--- Begin DATA SECTION ---

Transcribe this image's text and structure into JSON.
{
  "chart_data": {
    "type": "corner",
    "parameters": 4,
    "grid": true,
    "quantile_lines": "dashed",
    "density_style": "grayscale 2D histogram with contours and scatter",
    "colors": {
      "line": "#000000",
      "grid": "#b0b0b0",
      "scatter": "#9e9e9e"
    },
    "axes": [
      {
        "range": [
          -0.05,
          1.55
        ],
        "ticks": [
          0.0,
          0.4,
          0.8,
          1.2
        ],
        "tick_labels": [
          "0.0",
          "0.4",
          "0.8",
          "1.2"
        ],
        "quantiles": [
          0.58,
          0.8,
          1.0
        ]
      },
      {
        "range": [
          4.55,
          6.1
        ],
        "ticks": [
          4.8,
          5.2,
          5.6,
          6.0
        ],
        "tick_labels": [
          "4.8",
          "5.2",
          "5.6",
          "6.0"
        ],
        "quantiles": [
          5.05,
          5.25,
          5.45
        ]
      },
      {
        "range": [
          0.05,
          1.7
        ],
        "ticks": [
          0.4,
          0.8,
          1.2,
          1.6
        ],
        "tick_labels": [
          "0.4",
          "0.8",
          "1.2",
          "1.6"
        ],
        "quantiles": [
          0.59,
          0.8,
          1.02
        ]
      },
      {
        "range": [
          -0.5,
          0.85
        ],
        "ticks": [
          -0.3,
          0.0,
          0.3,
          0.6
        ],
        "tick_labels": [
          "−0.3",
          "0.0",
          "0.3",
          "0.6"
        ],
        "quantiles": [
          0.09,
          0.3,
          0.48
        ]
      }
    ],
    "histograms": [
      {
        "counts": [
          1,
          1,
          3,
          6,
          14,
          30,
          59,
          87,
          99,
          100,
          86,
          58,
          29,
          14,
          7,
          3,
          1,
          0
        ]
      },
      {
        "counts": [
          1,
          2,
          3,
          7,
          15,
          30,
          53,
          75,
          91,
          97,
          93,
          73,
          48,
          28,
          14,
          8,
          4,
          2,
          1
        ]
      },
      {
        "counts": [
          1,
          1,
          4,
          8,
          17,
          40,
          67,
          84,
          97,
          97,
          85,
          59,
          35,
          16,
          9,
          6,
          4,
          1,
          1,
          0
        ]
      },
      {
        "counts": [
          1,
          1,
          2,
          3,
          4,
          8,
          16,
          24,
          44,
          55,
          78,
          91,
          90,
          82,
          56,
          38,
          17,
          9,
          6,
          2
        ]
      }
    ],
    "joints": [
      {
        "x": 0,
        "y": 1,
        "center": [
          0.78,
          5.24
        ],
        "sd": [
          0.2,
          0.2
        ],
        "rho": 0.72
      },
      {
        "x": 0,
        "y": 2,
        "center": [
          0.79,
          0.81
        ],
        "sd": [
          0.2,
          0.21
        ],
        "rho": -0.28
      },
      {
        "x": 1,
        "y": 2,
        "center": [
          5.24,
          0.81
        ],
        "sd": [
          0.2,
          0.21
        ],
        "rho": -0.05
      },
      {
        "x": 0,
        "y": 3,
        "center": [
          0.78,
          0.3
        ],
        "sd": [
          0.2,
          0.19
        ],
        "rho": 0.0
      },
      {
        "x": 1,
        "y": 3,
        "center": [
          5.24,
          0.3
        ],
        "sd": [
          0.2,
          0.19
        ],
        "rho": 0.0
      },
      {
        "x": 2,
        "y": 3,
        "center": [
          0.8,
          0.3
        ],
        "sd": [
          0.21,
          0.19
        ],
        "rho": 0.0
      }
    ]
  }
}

--- End DATA SECTION ---

- TASK TO CARRY OUT:
Gather every line from the entries above where the word "scatter" appears, and copy them.

- RESULT FOR THIS EXERCISE:
    "density_style": "grayscale 2D histogram with contours and scatter",
      "scatter": "#9e9e9e"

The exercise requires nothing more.